**Stated problem**
Restate, word for word, all of the material shown below.

**Data**
/---

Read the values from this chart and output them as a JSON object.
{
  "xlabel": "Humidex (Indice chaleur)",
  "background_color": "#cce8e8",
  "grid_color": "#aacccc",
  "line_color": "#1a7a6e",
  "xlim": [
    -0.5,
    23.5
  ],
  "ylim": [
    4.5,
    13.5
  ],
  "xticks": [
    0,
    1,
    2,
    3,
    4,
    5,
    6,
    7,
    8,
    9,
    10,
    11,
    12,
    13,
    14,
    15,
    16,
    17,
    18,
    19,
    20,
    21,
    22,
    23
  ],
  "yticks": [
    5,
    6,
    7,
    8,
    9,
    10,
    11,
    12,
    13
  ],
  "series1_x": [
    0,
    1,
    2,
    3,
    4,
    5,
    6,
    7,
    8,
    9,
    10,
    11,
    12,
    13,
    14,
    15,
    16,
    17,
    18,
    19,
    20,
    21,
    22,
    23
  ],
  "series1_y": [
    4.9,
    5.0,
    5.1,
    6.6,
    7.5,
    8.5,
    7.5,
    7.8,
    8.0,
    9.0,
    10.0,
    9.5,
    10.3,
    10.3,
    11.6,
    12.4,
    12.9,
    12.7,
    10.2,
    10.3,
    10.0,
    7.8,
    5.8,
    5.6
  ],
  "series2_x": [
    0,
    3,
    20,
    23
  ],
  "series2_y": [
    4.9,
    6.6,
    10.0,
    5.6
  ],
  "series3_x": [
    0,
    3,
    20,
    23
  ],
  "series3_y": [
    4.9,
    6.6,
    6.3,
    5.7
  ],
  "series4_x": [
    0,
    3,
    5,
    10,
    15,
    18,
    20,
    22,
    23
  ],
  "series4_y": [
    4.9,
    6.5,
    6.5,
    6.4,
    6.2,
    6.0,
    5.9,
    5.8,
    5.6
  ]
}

\---

**Correct output**
Read the values from this chart and output them as a JSON object.
{
  "xlabel": "Humidex (Indice chaleur)",
  "background_color": "#cce8e8",
  "grid_color": "#aacccc",
  "line_color": "#1a7a6e",
  "xlim": [
    -0.5,
    23.5
  ],
  "ylim": [
    4.5,
    13.5
  ],
  "xticks": [
    0,
    1,
    2,
    3,
    4,
    5,
    6,
    7,
    8,
    9,
    10,
    11,
    12,
    13,
    14,
    15,
    16,
    17,
    18,
    19,
    20,
    21,
    22,
    23
  ],
  "yticks": [
    5,
    6,
    7,
    8,
    9,
    10,
    11,
    12,
    13
  ],
  "series1_x": [
    0,
    1,
    2,
    3,
    4,
    5,
    6,
    7,
    8,
    9,
    10,
    11,
    12,
    13,
    14,
    15,
    16,
    17,
    18,
    19,
    20,
    21,
    22,
    23
  ],
  "series1_y": [
    4.9,
    5.0,
    5.1,
    6.6,
    7.5,
    8.5,
    7.5,
    7.8,
    8.0,
    9.0,
    10.0,
    9.5,
    10.3,
    10.3,
    11.6,
    12.4,
    12.9,
    12.7,
    10.2,
    10.3,
    10.0,
    7.8,
    5.8,
    5.6
  ],
  "series2_x": [
    0,
    3,
    20,
    23
  ],
  "series2_y": [
    4.9,
    6.6,
    10.0,
    5.6
  ],
  "series3_x": [
    0,
    3,
    20,
    23
  ],
  "series3_y": [
    4.9,
    6.6,
    6.3,
    5.7
  ],
  "series4_x": [
    0,
    3,
    5,
    10,
    15,
    18,
    20,
    22,
    23
  ],
  "series4_y": [
    4.9,
    6.5,
    6.5,
    6.4,
    6.2,
    6.0,
    5.9,
    5.8,
    5.6
  ]
}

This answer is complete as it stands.